SET PROBLEM = Write out the records that appear below, verbatim and complete, but without pictures.
# Start of SOURCE DATA
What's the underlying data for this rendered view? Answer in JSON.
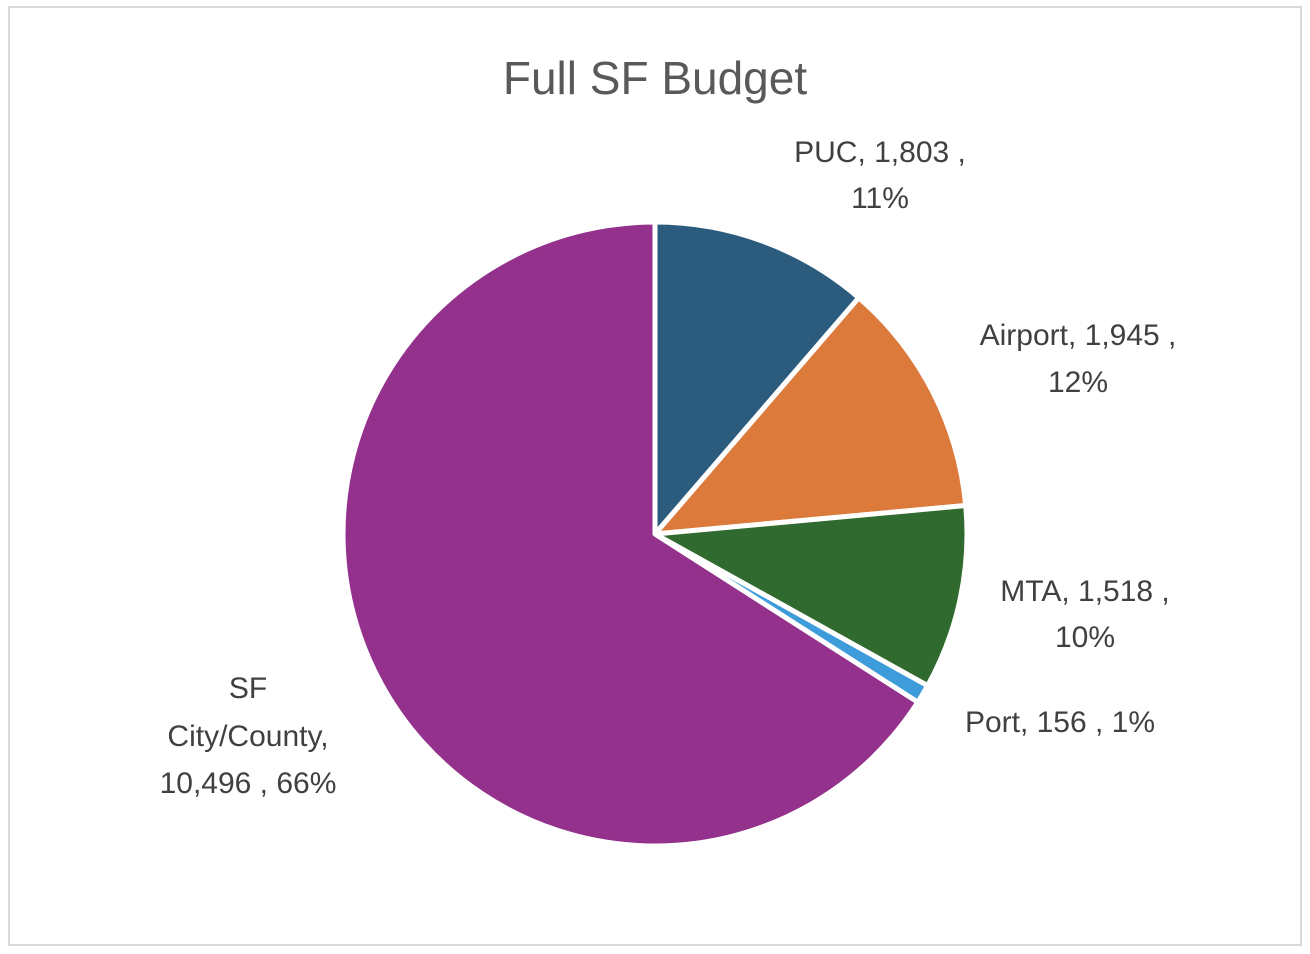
{
  "chart_data": {
    "type": "pie",
    "title": "Full SF Budget",
    "categories": [
      "PUC",
      "Airport",
      "MTA",
      "Port",
      "SF City/County"
    ],
    "values": [
      1803,
      1945,
      1518,
      156,
      10496
    ],
    "percents": [
      "11%",
      "12%",
      "10%",
      "1%",
      "66%"
    ],
    "colors": [
      "#2b5c7e",
      "#dc7a3c",
      "#316a2e",
      "#3d9cd9",
      "#93318c"
    ],
    "start_angle_deg": 0,
    "direction": "clockwise",
    "labels": [
      {
        "category": "PUC",
        "lines": [
          "PUC, 1,803  ,",
          "11%"
        ]
      },
      {
        "category": "Airport",
        "lines": [
          "Airport, 1,945  ,",
          "12%"
        ]
      },
      {
        "category": "MTA",
        "lines": [
          "MTA, 1,518  ,",
          "10%"
        ]
      },
      {
        "category": "Port",
        "lines": [
          "Port, 156  , 1%"
        ]
      },
      {
        "category": "SF City/County",
        "lines": [
          "SF",
          "City/County,",
          "10,496  , 66%"
        ]
      }
    ],
    "legend": "none"
  }
}
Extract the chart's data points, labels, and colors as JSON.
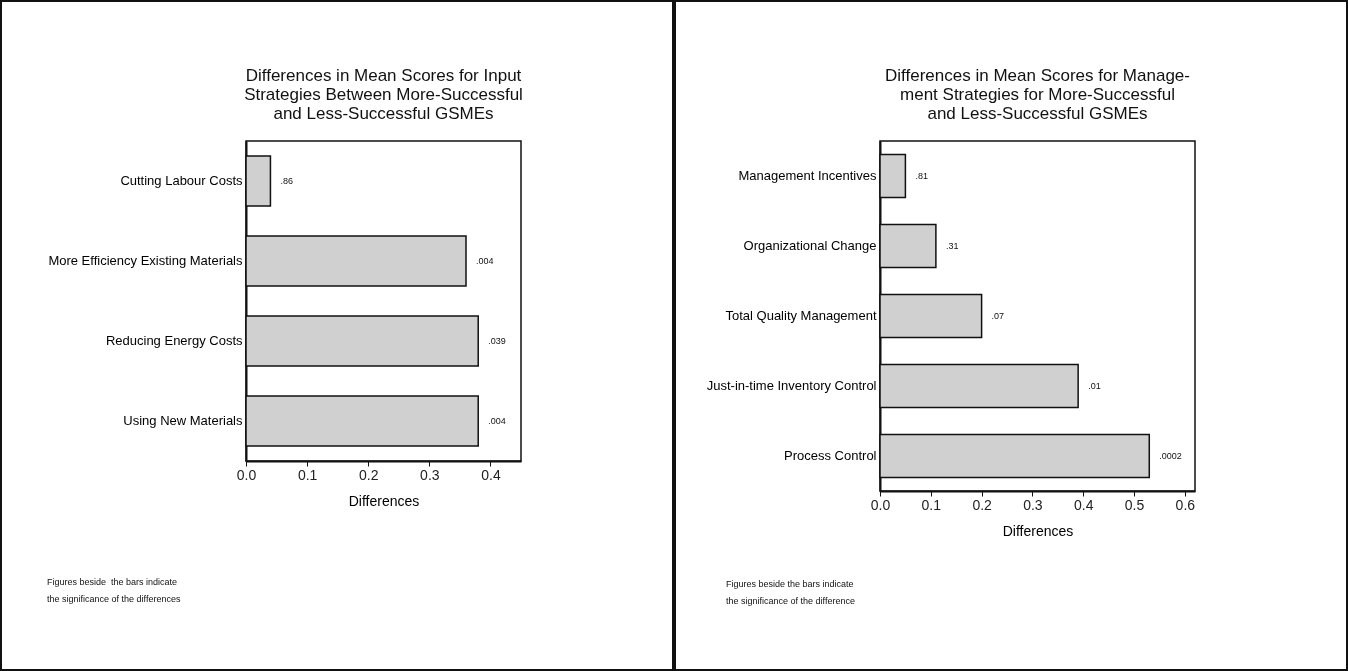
{
  "chart_data": [
    {
      "type": "bar",
      "orientation": "horizontal",
      "title": "Differences in Mean Scores for Input\nStrategies Between More-Successful\nand Less-Successful GSMEs",
      "xlabel": "Differences",
      "categories": [
        "Cutting Labour Costs",
        "More Efficiency Existing Materials",
        "Reducing Energy Costs",
        "Using New Materials"
      ],
      "values": [
        0.04,
        0.36,
        0.38,
        0.38
      ],
      "color": "#d0d0d0",
      "xlim": [
        0,
        0.45
      ],
      "xticks": [
        {
          "value": 0,
          "label": "0.0"
        },
        0.1,
        0.2,
        0.3,
        0.4
      ],
      "annotations": [
        {
          "text": ".86",
          "x": 0.04,
          "y": "Cutting Labour Costs"
        },
        {
          "text": ".004",
          "x": 0.36,
          "y": "More Efficiency Existing Materials"
        },
        {
          "text": ".039",
          "x": 0.38,
          "y": "Reducing Energy Costs"
        },
        {
          "text": ".004",
          "x": 0.38,
          "y": "Using New Materials"
        },
        "Figures beside  the bars indicate\nthe significance of the differences"
      ]
    },
    {
      "type": "bar",
      "orientation": "horizontal",
      "title": "Differences in Mean Scores for Manage-\nment Strategies for More-Successful\nand Less-Successful GSMEs",
      "xlabel": "Differences",
      "categories": [
        "Management Incentives",
        "Organizational Change",
        "Total Quality Management",
        "Just-in-time Inventory Control",
        "Process Control"
      ],
      "values": [
        0.05,
        0.11,
        0.2,
        0.39,
        0.53
      ],
      "color": "#d0d0d0",
      "xlim": [
        0,
        0.62
      ],
      "xticks": [
        {
          "value": 0,
          "label": "0.0"
        },
        0.1,
        0.2,
        0.3,
        0.4,
        0.5,
        0.6
      ],
      "annotations": [
        {
          "text": ".81",
          "x": 0.05,
          "y": "Management Incentives"
        },
        {
          "text": ".31",
          "x": 0.11,
          "y": "Organizational Change"
        },
        {
          "text": ".07",
          "x": 0.2,
          "y": "Total Quality Management"
        },
        {
          "text": ".01",
          "x": 0.39,
          "y": "Just-in-time Inventory Control"
        },
        {
          "text": ".0002",
          "x": 0.53,
          "y": "Process Control"
        },
        "Figures beside the bars indicate\nthe significance of the difference"
      ]
    }
  ]
}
# End of SOURCE DATA
CORRECT RESPONSE =
What's the underlying data for this rendered view? Answer in JSON.
{
  "chart_data": {
    "type": "pie",
    "title": "Full SF Budget",
    "categories": [
      "PUC",
      "Airport",
      "MTA",
      "Port",
      "SF City/County"
    ],
    "values": [
      1803,
      1945,
      1518,
      156,
      10496
    ],
    "percents": [
      "11%",
      "12%",
      "10%",
      "1%",
      "66%"
    ],
    "colors": [
      "#2b5c7e",
      "#dc7a3c",
      "#316a2e",
      "#3d9cd9",
      "#93318c"
    ],
    "start_angle_deg": 0,
    "direction": "clockwise",
    "labels": [
      {
        "category": "PUC",
        "lines": [
          "PUC, 1,803  ,",
          "11%"
        ]
      },
      {
        "category": "Airport",
        "lines": [
          "Airport, 1,945  ,",
          "12%"
        ]
      },
      {
        "category": "MTA",
        "lines": [
          "MTA, 1,518  ,",
          "10%"
        ]
      },
      {
        "category": "Port",
        "lines": [
          "Port, 156  , 1%"
        ]
      },
      {
        "category": "SF City/County",
        "lines": [
          "SF",
          "City/County,",
          "10,496  , 66%"
        ]
      }
    ],
    "legend": "none"
  }
}
Extract the chart's data points, labels, and colors as JSON.
{
  "chart_data": [
    {
      "type": "bar",
      "orientation": "horizontal",
      "title": "Differences in Mean Scores for Input\nStrategies Between More-Successful\nand Less-Successful GSMEs",
      "xlabel": "Differences",
      "categories": [
        "Cutting Labour Costs",
        "More Efficiency Existing Materials",
        "Reducing Energy Costs",
        "Using New Materials"
      ],
      "values": [
        0.04,
        0.36,
        0.38,
        0.38
      ],
      "color": "#d0d0d0",
      "xlim": [
        0,
        0.45
      ],
      "xticks": [
        {
          "value": 0,
          "label": "0.0"
        },
        0.1,
        0.2,
        0.3,
        0.4
      ],
      "annotations": [
        {
          "text": ".86",
          "x": 0.04,
          "y": "Cutting Labour Costs"
        },
        {
          "text": ".004",
          "x": 0.36,
          "y": "More Efficiency Existing Materials"
        },
        {
          "text": ".039",
          "x": 0.38,
          "y": "Reducing Energy Costs"
        },
        {
          "text": ".004",
          "x": 0.38,
          "y": "Using New Materials"
        },
        "Figures beside  the bars indicate\nthe significance of the differences"
      ]
    },
    {
      "type": "bar",
      "orientation": "horizontal",
      "title": "Differences in Mean Scores for Manage-\nment Strategies for More-Successful\nand Less-Successful GSMEs",
      "xlabel": "Differences",
      "categories": [
        "Management Incentives",
        "Organizational Change",
        "Total Quality Management",
        "Just-in-time Inventory Control",
        "Process Control"
      ],
      "values": [
        0.05,
        0.11,
        0.2,
        0.39,
        0.53
      ],
      "color": "#d0d0d0",
      "xlim": [
        0,
        0.62
      ],
      "xticks": [
        {
          "value": 0,
          "label": "0.0"
        },
        0.1,
        0.2,
        0.3,
        0.4,
        0.5,
        0.6
      ],
      "annotations": [
        {
          "text": ".81",
          "x": 0.05,
          "y": "Management Incentives"
        },
        {
          "text": ".31",
          "x": 0.11,
          "y": "Organizational Change"
        },
        {
          "text": ".07",
          "x": 0.2,
          "y": "Total Quality Management"
        },
        {
          "text": ".01",
          "x": 0.39,
          "y": "Just-in-time Inventory Control"
        },
        {
          "text": ".0002",
          "x": 0.53,
          "y": "Process Control"
        },
        "Figures beside the bars indicate\nthe significance of the difference"
      ]
    }
  ]
}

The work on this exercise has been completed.